§ Stored items:
—————

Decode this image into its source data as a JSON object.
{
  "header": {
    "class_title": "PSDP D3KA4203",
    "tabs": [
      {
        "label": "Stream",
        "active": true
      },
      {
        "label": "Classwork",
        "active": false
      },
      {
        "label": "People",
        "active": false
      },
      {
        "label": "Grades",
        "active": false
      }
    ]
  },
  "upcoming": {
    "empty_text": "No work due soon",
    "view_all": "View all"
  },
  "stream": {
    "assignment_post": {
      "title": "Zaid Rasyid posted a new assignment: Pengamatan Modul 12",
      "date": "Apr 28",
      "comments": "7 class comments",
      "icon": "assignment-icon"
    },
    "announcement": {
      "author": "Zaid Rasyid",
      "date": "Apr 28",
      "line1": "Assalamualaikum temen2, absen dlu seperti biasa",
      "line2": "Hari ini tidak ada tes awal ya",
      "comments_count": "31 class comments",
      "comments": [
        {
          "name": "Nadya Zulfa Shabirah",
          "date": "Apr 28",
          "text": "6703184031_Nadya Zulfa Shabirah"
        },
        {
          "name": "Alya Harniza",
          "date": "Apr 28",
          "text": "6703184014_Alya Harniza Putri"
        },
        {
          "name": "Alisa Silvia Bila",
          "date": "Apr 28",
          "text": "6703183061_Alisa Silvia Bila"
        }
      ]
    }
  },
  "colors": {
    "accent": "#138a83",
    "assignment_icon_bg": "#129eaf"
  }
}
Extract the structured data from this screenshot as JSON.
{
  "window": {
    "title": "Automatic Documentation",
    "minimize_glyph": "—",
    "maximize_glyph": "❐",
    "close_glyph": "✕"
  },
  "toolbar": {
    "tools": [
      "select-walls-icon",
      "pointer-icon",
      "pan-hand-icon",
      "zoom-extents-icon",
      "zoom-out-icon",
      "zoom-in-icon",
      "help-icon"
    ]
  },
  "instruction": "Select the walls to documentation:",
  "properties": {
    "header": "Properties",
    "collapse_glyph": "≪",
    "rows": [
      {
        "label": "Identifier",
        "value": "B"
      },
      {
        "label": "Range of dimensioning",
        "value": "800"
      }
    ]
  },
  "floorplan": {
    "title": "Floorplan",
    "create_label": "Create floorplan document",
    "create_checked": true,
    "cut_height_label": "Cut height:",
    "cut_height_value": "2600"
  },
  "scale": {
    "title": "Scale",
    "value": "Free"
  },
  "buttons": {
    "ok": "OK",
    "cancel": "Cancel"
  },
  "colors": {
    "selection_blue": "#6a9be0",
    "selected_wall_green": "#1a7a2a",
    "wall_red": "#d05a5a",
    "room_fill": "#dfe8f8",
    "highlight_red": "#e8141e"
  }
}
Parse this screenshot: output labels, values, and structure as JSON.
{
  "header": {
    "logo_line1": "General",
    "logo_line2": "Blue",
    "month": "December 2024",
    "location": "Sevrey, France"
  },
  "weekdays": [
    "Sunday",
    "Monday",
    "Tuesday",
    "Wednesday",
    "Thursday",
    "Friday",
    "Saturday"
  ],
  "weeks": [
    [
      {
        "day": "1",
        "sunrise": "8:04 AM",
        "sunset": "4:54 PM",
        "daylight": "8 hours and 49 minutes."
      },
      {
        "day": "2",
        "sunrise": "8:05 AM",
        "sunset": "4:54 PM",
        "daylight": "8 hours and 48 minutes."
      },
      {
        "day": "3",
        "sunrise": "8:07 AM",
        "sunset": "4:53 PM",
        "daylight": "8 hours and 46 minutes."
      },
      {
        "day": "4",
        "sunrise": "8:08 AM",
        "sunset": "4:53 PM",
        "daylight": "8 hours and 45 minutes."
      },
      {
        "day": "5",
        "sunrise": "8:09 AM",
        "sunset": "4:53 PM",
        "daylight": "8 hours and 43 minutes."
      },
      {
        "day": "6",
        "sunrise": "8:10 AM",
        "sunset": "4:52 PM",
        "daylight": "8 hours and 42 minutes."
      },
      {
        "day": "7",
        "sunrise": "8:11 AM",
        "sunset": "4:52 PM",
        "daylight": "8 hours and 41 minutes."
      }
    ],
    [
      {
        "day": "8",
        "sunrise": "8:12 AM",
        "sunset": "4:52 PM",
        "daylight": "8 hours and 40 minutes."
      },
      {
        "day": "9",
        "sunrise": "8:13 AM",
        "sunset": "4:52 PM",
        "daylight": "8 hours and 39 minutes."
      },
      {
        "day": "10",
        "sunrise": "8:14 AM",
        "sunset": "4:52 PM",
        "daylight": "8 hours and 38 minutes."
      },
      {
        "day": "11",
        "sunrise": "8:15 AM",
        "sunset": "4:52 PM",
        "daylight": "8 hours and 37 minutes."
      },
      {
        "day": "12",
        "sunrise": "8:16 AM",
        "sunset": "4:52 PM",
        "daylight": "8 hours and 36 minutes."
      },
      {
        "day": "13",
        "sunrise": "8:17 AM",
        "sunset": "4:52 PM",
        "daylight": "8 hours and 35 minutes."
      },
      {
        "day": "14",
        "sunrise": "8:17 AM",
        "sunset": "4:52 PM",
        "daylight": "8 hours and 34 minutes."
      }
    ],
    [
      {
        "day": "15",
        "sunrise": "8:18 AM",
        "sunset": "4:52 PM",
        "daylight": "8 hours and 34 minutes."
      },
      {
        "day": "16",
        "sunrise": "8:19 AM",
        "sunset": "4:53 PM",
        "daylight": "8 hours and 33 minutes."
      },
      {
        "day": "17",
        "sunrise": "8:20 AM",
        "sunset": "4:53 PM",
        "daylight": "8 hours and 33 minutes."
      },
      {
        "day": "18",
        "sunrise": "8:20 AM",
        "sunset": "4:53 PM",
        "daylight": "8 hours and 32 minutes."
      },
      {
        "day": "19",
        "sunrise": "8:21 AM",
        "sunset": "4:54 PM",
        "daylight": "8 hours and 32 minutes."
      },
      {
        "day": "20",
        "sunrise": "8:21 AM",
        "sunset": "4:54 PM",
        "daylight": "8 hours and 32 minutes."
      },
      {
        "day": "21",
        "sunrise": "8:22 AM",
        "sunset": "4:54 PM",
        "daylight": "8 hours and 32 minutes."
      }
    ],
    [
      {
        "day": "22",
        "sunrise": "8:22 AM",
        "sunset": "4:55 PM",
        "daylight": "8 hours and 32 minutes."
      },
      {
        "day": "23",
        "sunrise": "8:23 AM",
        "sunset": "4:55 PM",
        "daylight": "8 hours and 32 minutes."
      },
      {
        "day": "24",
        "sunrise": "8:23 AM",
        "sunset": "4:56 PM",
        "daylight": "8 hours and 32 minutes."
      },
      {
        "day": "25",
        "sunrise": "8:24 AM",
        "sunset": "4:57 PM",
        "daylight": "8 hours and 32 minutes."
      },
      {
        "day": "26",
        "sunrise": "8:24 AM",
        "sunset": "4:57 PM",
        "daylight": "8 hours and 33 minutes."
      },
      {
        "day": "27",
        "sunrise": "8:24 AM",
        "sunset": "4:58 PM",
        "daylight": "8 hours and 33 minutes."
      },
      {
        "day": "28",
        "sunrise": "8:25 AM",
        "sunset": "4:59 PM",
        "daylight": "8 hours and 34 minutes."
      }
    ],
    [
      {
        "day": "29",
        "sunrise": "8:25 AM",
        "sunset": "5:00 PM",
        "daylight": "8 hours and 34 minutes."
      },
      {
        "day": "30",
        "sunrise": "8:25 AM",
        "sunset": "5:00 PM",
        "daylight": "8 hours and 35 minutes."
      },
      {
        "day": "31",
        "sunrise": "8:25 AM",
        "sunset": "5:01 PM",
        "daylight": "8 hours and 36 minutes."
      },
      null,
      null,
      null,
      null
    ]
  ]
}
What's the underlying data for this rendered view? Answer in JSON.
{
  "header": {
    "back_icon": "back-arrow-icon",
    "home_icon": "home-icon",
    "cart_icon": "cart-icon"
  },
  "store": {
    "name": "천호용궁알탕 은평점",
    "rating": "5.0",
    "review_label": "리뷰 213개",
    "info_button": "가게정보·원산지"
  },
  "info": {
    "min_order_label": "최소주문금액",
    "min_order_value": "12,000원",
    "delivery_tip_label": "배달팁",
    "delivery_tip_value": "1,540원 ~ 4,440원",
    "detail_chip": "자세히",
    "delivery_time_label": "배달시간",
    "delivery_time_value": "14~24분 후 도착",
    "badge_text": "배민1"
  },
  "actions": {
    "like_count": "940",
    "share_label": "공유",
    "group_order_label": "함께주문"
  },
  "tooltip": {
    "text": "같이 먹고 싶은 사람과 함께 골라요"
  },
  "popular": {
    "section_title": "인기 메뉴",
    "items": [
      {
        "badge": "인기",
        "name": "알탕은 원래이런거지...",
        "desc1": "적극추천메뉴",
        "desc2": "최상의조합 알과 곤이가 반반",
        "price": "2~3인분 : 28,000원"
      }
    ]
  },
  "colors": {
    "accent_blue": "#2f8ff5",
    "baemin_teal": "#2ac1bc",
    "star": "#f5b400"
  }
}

—————

§ Goal: Your task is to list each line of the records with the word "Silvia".

§ Reply:
          "name": "Alisa Silvia Bila",
          "text": "6703183061_Alisa Silvia Bila"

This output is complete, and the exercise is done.